**Aim**
Return each line of the material verbatim.

Dataset rows about figures
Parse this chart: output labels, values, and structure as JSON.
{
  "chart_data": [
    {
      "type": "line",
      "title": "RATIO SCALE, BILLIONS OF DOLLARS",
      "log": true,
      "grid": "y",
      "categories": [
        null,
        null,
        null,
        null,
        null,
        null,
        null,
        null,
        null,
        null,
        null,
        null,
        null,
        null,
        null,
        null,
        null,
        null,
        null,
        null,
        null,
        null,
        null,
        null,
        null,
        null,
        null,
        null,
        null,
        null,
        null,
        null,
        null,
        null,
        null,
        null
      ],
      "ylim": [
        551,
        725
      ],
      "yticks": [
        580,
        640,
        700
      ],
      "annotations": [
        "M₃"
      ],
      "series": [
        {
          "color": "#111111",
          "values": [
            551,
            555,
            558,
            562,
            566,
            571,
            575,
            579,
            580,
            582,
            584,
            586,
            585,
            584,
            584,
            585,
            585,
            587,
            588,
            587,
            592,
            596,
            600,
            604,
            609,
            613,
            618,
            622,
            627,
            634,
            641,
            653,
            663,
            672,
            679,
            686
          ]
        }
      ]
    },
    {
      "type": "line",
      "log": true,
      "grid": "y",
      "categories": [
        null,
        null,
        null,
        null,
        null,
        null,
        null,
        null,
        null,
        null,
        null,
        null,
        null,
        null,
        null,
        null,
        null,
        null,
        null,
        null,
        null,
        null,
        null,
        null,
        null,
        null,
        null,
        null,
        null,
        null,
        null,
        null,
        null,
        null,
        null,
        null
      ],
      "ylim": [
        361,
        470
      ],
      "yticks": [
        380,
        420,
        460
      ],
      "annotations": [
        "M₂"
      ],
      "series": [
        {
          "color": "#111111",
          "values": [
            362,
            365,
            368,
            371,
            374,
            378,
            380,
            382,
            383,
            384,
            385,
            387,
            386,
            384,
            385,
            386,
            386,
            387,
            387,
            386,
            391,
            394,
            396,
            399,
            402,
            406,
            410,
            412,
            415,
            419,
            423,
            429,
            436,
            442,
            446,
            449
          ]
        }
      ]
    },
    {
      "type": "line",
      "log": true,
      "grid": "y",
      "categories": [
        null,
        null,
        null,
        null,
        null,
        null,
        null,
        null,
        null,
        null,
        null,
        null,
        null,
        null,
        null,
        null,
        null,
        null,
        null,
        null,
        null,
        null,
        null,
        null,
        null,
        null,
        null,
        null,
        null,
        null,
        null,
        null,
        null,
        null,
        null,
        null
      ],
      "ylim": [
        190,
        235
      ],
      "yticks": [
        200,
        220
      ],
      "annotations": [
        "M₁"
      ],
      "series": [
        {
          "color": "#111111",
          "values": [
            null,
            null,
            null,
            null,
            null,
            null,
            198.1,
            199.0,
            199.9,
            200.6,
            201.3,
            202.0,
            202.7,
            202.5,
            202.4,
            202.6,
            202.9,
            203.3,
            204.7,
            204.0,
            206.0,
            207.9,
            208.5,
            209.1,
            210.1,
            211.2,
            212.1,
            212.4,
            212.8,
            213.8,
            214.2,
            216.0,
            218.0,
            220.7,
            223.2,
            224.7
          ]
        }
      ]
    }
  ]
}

**Task response**
Parse this chart: output labels, values, and structure as JSON.
{
  "chart_data": [
    {
      "type": "line",
      "title": "RATIO SCALE, BILLIONS OF DOLLARS",
      "log": true,
      "grid": "y",
      "categories": [
        null,
        null,
        null,
        null,
        null,
        null,
        null,
        null,
        null,
        null,
        null,
        null,
        null,
        null,
        null,
        null,
        null,
        null,
        null,
        null,
        null,
        null,
        null,
        null,
        null,
        null,
        null,
        null,
        null,
        null,
        null,
        null,
        null,
        null,
        null,
        null
      ],
      "ylim": [
        551,
        725
      ],
      "yticks": [
        580,
        640,
        700
      ],
      "annotations": [
        "M₃"
      ],
      "series": [
        {
          "color": "#111111",
          "values": [
            551,
            555,
            558,
            562,
            566,
            571,
            575,
            579,
            580,
            582,
            584,
            586,
            585,
            584,
            584,
            585,
            585,
            587,
            588,
            587,
            592,
            596,
            600,
            604,
            609,
            613,
            618,
            622,
            627,
            634,
            641,
            653,
            663,
            672,
            679,
            686
          ]
        }
      ]
    },
    {
      "type": "line",
      "log": true,
      "grid": "y",
      "categories": [
        null,
        null,
        null,
        null,
        null,
        null,
        null,
        null,
        null,
        null,
        null,
        null,
        null,
        null,
        null,
        null,
        null,
        null,
        null,
        null,
        null,
        null,
        null,
        null,
        null,
        null,
        null,
        null,
        null,
        null,
        null,
        null,
        null,
        null,
        null,
        null
      ],
      "ylim": [
        361,
        470
      ],
      "yticks": [
        380,
        420,
        460
      ],
      "annotations": [
        "M₂"
      ],
      "series": [
        {
          "color": "#111111",
          "values": [
            362,
            365,
            368,
            371,
            374,
            378,
            380,
            382,
            383,
            384,
            385,
            387,
            386,
            384,
            385,
            386,
            386,
            387,
            387,
            386,
            391,
            394,
            396,
            399,
            402,
            406,
            410,
            412,
            415,
            419,
            423,
            429,
            436,
            442,
            446,
            449
          ]
        }
      ]
    },
    {
      "type": "line",
      "log": true,
      "grid": "y",
      "categories": [
        null,
        null,
        null,
        null,
        null,
        null,
        null,
        null,
        null,
        null,
        null,
        null,
        null,
        null,
        null,
        null,
        null,
        null,
        null,
        null,
        null,
        null,
        null,
        null,
        null,
        null,
        null,
        null,
        null,
        null,
        null,
        null,
        null,
        null,
        null,
        null
      ],
      "ylim": [
        190,
        235
      ],
      "yticks": [
        200,
        220
      ],
      "annotations": [
        "M₁"
      ],
      "series": [
        {
          "color": "#111111",
          "values": [
            null,
            null,
            null,
            null,
            null,
            null,
            198.1,
            199.0,
            199.9,
            200.6,
            201.3,
            202.0,
            202.7,
            202.5,
            202.4,
            202.6,
            202.9,
            203.3,
            204.7,
            204.0,
            206.0,
            207.9,
            208.5,
            209.1,
            210.1,
            211.2,
            212.1,
            212.4,
            212.8,
            213.8,
            214.2,
            216.0,
            218.0,
            220.7,
            223.2,
            224.7
          ]
        }
      ]
    }
  ]
}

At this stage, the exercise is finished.